→ Your objective
Without the images, write out the whole listing exactly.

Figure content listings
-*-*-
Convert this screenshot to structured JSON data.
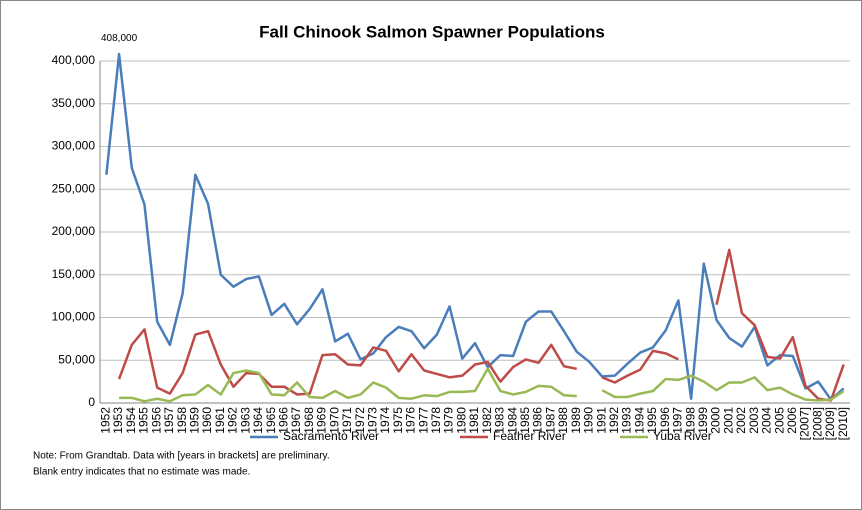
{
  "chart_data": {
    "type": "line",
    "title": "Fall Chinook Salmon Spawner Populations",
    "annotation": "408,000",
    "notes": [
      "Note:   From Grandtab.  Data with [years in brackets] are preliminary.",
      "Blank entry indicates that no estimate was made."
    ],
    "categories": [
      "1952",
      "1953",
      "1954",
      "1955",
      "1956",
      "1957",
      "1958",
      "1959",
      "1960",
      "1961",
      "1962",
      "1963",
      "1964",
      "1965",
      "1966",
      "1967",
      "1968",
      "1969",
      "1970",
      "1971",
      "1972",
      "1973",
      "1974",
      "1975",
      "1976",
      "1977",
      "1978",
      "1979",
      "1980",
      "1981",
      "1982",
      "1983",
      "1984",
      "1985",
      "1986",
      "1987",
      "1988",
      "1989",
      "1990",
      "1991",
      "1992",
      "1993",
      "1994",
      "1995",
      "1996",
      "1997",
      "1998",
      "1999",
      "2000",
      "2001",
      "2002",
      "2003",
      "2004",
      "2005",
      "2006",
      "[2007]",
      "[2008]",
      "[2009]",
      "[2010]"
    ],
    "series": [
      {
        "name": "Sacramento River",
        "color": "#4a7ebb",
        "values": [
          267000,
          408000,
          275000,
          232000,
          95000,
          68000,
          128000,
          267000,
          233000,
          150000,
          136000,
          145000,
          148000,
          103000,
          116000,
          92000,
          110000,
          133000,
          72000,
          81000,
          51000,
          58000,
          77000,
          89000,
          84000,
          64000,
          80000,
          113000,
          52000,
          70000,
          42000,
          56000,
          55000,
          95000,
          107000,
          107000,
          84000,
          60000,
          48000,
          31000,
          32000,
          46000,
          59000,
          65000,
          85000,
          120000,
          5000,
          163000,
          97000,
          76000,
          66000,
          89000,
          44000,
          56000,
          55000,
          17000,
          25000,
          4000,
          17000
        ]
      },
      {
        "name": "Feather River",
        "color": "#be4b48",
        "values": [
          null,
          28000,
          68000,
          86000,
          18000,
          11000,
          35000,
          80000,
          84000,
          45000,
          19000,
          35000,
          34000,
          19000,
          19000,
          10000,
          11000,
          56000,
          57000,
          45000,
          44000,
          65000,
          61000,
          37000,
          57000,
          38000,
          34000,
          30000,
          32000,
          45000,
          48000,
          25000,
          42000,
          51000,
          47000,
          68000,
          43000,
          40000,
          null,
          30000,
          24000,
          32000,
          39000,
          61000,
          58000,
          51000,
          null,
          null,
          115000,
          179000,
          105000,
          91000,
          54000,
          52000,
          77000,
          20000,
          5000,
          3000,
          45000
        ]
      },
      {
        "name": "Yuba River",
        "color": "#98b954",
        "values": [
          null,
          6000,
          6000,
          2000,
          5000,
          2000,
          9000,
          10000,
          21000,
          10000,
          35000,
          38000,
          35000,
          10000,
          9000,
          24000,
          7000,
          6000,
          14000,
          6000,
          10000,
          24000,
          18000,
          6000,
          5000,
          9000,
          8000,
          13000,
          13000,
          14000,
          40000,
          14000,
          10000,
          13000,
          20000,
          19000,
          9000,
          8000,
          null,
          15000,
          7000,
          7000,
          11000,
          14000,
          28000,
          27000,
          32000,
          25000,
          15000,
          24000,
          24000,
          30000,
          15000,
          18000,
          10000,
          4000,
          3000,
          4000,
          14000
        ]
      }
    ],
    "ylim": [
      0,
      400000
    ],
    "yticks": [
      0,
      {
        "value": 50000,
        "label": "50,000"
      },
      {
        "value": 100000,
        "label": "100,000"
      },
      {
        "value": 150000,
        "label": "150,000"
      },
      {
        "value": 200000,
        "label": "200,000"
      },
      {
        "value": 250000,
        "label": "250,000"
      },
      {
        "value": 300000,
        "label": "300,000"
      },
      {
        "value": 350000,
        "label": "350,000"
      },
      {
        "value": 400000,
        "label": "400,000"
      }
    ],
    "grid": true
  }
}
-*-*-
→ Full solution
Convert this screenshot to structured JSON data.
{
  "chart_data": {
    "type": "line",
    "title": "Fall Chinook Salmon Spawner Populations",
    "annotation": "408,000",
    "notes": [
      "Note:   From Grandtab.  Data with [years in brackets] are preliminary.",
      "Blank entry indicates that no estimate was made."
    ],
    "categories": [
      "1952",
      "1953",
      "1954",
      "1955",
      "1956",
      "1957",
      "1958",
      "1959",
      "1960",
      "1961",
      "1962",
      "1963",
      "1964",
      "1965",
      "1966",
      "1967",
      "1968",
      "1969",
      "1970",
      "1971",
      "1972",
      "1973",
      "1974",
      "1975",
      "1976",
      "1977",
      "1978",
      "1979",
      "1980",
      "1981",
      "1982",
      "1983",
      "1984",
      "1985",
      "1986",
      "1987",
      "1988",
      "1989",
      "1990",
      "1991",
      "1992",
      "1993",
      "1994",
      "1995",
      "1996",
      "1997",
      "1998",
      "1999",
      "2000",
      "2001",
      "2002",
      "2003",
      "2004",
      "2005",
      "2006",
      "[2007]",
      "[2008]",
      "[2009]",
      "[2010]"
    ],
    "series": [
      {
        "name": "Sacramento River",
        "color": "#4a7ebb",
        "values": [
          267000,
          408000,
          275000,
          232000,
          95000,
          68000,
          128000,
          267000,
          233000,
          150000,
          136000,
          145000,
          148000,
          103000,
          116000,
          92000,
          110000,
          133000,
          72000,
          81000,
          51000,
          58000,
          77000,
          89000,
          84000,
          64000,
          80000,
          113000,
          52000,
          70000,
          42000,
          56000,
          55000,
          95000,
          107000,
          107000,
          84000,
          60000,
          48000,
          31000,
          32000,
          46000,
          59000,
          65000,
          85000,
          120000,
          5000,
          163000,
          97000,
          76000,
          66000,
          89000,
          44000,
          56000,
          55000,
          17000,
          25000,
          4000,
          17000
        ]
      },
      {
        "name": "Feather River",
        "color": "#be4b48",
        "values": [
          null,
          28000,
          68000,
          86000,
          18000,
          11000,
          35000,
          80000,
          84000,
          45000,
          19000,
          35000,
          34000,
          19000,
          19000,
          10000,
          11000,
          56000,
          57000,
          45000,
          44000,
          65000,
          61000,
          37000,
          57000,
          38000,
          34000,
          30000,
          32000,
          45000,
          48000,
          25000,
          42000,
          51000,
          47000,
          68000,
          43000,
          40000,
          null,
          30000,
          24000,
          32000,
          39000,
          61000,
          58000,
          51000,
          null,
          null,
          115000,
          179000,
          105000,
          91000,
          54000,
          52000,
          77000,
          20000,
          5000,
          3000,
          45000
        ]
      },
      {
        "name": "Yuba River",
        "color": "#98b954",
        "values": [
          null,
          6000,
          6000,
          2000,
          5000,
          2000,
          9000,
          10000,
          21000,
          10000,
          35000,
          38000,
          35000,
          10000,
          9000,
          24000,
          7000,
          6000,
          14000,
          6000,
          10000,
          24000,
          18000,
          6000,
          5000,
          9000,
          8000,
          13000,
          13000,
          14000,
          40000,
          14000,
          10000,
          13000,
          20000,
          19000,
          9000,
          8000,
          null,
          15000,
          7000,
          7000,
          11000,
          14000,
          28000,
          27000,
          32000,
          25000,
          15000,
          24000,
          24000,
          30000,
          15000,
          18000,
          10000,
          4000,
          3000,
          4000,
          14000
        ]
      }
    ],
    "ylim": [
      0,
      400000
    ],
    "yticks": [
      0,
      {
        "value": 50000,
        "label": "50,000"
      },
      {
        "value": 100000,
        "label": "100,000"
      },
      {
        "value": 150000,
        "label": "150,000"
      },
      {
        "value": 200000,
        "label": "200,000"
      },
      {
        "value": 250000,
        "label": "250,000"
      },
      {
        "value": 300000,
        "label": "300,000"
      },
      {
        "value": 350000,
        "label": "350,000"
      },
      {
        "value": 400000,
        "label": "400,000"
      }
    ],
    "grid": true
  }
}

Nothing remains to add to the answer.